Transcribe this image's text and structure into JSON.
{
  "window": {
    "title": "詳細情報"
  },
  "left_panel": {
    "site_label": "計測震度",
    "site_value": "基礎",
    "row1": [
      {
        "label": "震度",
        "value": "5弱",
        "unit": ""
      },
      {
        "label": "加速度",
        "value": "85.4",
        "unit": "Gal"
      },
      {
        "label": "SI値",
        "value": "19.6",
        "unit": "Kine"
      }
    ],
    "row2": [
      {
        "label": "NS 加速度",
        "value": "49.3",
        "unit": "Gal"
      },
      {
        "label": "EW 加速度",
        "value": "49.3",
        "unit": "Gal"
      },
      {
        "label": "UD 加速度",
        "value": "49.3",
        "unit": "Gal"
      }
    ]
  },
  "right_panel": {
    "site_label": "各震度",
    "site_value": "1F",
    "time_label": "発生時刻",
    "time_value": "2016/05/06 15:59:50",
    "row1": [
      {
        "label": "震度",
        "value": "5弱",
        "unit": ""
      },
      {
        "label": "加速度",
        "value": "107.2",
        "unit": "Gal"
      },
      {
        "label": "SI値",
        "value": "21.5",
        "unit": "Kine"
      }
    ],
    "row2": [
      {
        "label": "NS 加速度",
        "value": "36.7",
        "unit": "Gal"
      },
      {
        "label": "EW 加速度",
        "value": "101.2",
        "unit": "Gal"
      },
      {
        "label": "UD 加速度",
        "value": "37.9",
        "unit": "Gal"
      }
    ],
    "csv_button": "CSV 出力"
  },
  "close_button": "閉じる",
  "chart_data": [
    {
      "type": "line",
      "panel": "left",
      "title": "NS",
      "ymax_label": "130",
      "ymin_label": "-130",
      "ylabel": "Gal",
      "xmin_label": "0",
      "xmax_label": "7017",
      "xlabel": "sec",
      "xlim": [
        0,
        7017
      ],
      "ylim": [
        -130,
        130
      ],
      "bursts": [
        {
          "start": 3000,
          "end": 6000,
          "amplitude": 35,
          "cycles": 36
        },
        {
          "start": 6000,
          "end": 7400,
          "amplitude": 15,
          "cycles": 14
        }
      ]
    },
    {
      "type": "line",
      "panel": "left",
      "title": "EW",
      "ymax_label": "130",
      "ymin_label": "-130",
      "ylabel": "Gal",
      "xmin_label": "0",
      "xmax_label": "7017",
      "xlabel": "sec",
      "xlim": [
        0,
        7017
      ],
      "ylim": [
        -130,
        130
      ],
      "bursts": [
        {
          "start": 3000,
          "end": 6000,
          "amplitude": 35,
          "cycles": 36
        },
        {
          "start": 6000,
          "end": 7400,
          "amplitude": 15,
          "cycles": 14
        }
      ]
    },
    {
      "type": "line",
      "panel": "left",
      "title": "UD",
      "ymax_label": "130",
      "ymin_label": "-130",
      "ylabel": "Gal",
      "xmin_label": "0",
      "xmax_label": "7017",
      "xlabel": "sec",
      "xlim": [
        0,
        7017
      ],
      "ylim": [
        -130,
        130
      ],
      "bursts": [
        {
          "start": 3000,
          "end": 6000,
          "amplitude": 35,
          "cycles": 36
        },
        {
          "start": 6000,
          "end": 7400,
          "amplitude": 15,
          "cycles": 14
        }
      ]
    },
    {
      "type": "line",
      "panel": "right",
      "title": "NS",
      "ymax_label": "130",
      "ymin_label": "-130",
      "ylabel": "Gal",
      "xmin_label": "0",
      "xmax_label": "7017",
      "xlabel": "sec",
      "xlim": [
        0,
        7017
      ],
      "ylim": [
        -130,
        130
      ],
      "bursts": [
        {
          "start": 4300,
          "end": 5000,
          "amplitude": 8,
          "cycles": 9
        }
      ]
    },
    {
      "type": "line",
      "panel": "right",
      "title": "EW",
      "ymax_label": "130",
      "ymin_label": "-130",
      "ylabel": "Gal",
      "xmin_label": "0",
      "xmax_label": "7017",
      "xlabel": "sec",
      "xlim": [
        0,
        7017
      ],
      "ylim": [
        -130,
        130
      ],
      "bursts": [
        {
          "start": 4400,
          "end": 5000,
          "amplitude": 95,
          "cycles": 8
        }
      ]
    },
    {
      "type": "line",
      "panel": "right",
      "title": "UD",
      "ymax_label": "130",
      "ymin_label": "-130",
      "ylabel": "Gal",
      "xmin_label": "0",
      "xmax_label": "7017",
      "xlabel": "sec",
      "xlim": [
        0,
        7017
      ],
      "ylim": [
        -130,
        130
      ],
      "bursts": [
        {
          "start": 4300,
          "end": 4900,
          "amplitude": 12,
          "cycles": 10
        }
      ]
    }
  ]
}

*-*-*

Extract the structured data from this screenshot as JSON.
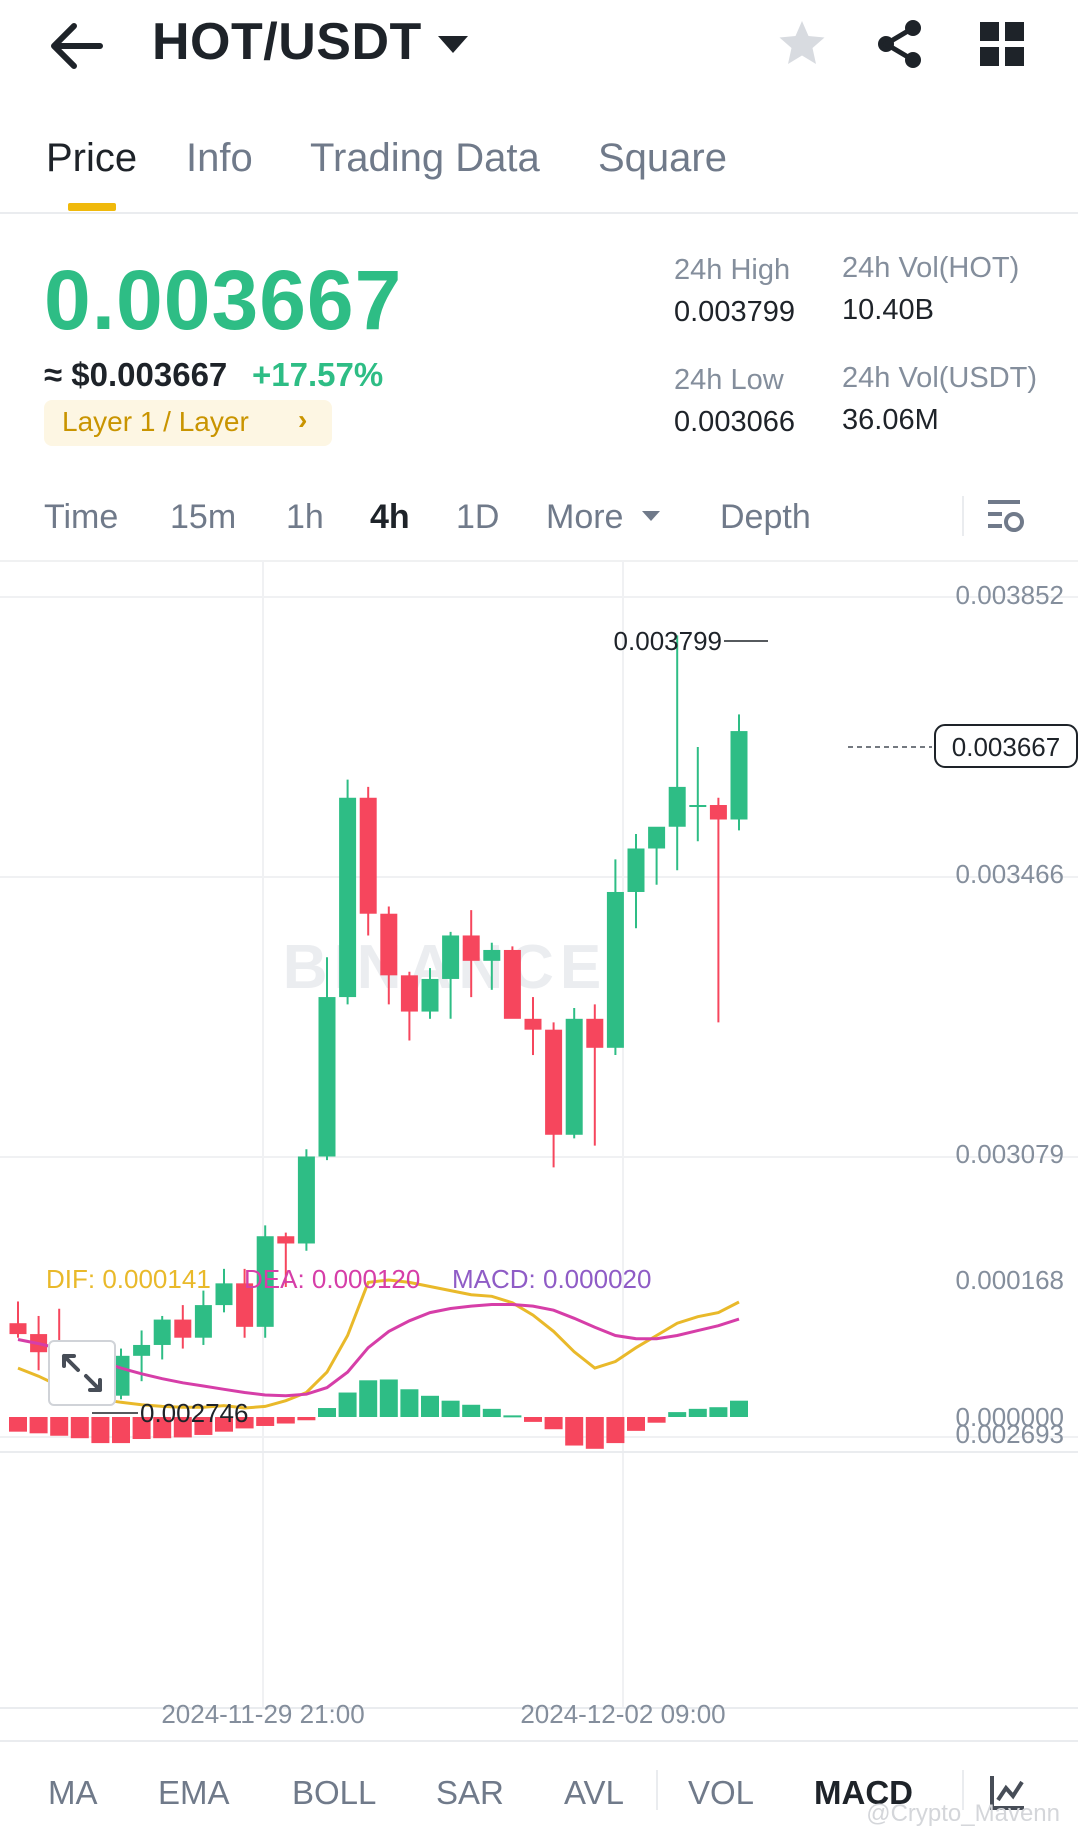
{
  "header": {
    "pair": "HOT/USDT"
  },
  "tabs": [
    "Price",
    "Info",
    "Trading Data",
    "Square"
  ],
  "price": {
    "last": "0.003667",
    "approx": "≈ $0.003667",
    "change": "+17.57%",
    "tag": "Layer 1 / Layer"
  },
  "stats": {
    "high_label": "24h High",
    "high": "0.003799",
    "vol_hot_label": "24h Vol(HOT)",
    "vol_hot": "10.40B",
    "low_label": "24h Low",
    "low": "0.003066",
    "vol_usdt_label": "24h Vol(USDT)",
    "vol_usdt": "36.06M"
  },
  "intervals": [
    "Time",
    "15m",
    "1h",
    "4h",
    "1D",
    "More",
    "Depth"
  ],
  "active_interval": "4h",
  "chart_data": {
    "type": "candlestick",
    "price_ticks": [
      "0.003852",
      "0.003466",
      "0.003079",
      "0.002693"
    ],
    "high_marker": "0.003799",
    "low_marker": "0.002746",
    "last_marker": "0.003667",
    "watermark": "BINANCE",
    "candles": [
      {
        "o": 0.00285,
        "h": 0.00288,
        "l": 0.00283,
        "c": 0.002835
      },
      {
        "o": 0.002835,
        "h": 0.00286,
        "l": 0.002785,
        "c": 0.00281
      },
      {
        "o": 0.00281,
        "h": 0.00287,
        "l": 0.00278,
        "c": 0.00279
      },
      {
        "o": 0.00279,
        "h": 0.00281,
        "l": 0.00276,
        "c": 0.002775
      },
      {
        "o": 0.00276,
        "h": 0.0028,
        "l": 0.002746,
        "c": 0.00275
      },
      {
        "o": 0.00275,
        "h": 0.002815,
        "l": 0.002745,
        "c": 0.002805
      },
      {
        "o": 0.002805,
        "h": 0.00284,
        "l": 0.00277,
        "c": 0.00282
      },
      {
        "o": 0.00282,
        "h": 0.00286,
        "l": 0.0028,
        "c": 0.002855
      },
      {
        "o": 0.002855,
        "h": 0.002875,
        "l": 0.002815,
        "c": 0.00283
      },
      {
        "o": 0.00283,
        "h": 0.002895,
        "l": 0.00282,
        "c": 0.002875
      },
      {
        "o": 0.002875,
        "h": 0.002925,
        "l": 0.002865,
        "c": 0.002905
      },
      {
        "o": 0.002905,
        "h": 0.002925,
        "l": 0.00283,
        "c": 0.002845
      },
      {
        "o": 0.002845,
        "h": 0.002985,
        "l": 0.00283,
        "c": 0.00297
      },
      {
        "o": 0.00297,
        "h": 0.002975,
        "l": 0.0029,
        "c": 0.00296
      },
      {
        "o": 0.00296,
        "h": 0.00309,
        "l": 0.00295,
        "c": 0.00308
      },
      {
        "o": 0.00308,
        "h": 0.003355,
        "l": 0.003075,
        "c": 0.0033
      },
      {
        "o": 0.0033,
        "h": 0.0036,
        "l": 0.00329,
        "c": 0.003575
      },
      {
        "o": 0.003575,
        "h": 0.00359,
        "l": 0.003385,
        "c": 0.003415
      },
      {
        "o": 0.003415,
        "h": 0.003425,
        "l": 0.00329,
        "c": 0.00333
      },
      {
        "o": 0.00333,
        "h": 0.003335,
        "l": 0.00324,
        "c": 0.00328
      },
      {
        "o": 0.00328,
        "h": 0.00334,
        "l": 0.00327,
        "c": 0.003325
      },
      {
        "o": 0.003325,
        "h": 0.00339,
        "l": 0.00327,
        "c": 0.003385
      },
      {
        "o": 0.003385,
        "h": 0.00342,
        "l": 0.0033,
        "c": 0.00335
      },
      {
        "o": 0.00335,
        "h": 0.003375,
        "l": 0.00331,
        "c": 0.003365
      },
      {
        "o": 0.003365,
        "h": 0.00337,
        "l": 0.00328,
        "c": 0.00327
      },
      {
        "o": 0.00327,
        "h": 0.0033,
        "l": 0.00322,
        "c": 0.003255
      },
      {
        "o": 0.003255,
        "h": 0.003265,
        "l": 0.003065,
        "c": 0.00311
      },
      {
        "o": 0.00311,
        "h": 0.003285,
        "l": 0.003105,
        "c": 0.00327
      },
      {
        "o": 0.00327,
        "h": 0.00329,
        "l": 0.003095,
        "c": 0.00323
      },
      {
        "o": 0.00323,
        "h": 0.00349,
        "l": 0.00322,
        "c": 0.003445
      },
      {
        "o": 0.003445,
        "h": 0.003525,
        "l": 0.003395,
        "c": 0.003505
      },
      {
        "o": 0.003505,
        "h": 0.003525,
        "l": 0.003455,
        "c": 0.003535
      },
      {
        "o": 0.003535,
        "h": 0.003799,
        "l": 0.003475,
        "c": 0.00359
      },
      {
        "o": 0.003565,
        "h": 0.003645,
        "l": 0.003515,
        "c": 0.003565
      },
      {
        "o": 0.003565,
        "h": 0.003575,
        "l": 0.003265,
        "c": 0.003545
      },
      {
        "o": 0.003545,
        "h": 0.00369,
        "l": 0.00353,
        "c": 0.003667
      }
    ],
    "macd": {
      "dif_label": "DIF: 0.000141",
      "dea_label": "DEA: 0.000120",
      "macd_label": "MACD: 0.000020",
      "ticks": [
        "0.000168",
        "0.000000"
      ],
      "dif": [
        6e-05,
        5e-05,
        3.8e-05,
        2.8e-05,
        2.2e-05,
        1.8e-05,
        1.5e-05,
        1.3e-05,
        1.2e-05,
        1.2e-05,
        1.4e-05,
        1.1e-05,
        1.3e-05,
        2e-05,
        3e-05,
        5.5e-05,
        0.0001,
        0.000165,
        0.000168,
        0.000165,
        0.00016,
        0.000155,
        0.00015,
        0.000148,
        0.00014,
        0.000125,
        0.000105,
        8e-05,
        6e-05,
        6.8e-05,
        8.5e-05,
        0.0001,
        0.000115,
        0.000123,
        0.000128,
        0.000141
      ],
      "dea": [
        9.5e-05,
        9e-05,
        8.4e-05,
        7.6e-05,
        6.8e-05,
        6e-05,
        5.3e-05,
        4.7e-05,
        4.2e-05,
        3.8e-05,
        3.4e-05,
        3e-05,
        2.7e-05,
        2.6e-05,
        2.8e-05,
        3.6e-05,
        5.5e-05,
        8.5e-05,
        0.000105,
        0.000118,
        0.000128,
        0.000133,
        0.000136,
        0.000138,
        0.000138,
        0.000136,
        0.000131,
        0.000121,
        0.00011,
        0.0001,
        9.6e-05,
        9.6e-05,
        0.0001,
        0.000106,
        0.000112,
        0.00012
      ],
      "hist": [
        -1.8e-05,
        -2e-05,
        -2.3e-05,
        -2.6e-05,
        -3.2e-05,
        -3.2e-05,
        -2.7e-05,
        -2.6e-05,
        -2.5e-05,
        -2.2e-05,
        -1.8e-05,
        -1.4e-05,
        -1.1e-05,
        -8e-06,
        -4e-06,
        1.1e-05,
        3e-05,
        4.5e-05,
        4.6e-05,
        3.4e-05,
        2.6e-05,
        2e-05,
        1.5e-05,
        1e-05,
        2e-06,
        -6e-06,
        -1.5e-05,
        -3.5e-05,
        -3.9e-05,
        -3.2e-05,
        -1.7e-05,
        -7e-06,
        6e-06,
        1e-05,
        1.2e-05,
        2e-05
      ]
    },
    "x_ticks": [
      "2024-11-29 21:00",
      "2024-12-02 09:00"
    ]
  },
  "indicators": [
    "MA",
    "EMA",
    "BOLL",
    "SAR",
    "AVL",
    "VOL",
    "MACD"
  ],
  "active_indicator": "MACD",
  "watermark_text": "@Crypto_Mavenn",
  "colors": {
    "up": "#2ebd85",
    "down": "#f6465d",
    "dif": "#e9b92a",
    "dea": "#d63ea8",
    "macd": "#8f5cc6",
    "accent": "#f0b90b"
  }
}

*-*-*

PROBLEM REQUIREMENTS » Go through the entries and return each line where the word "this" appears.

OUTPUT »
Transcribe this image's text and structure into JSON.
Extract the structured data from this screenshot as JSON.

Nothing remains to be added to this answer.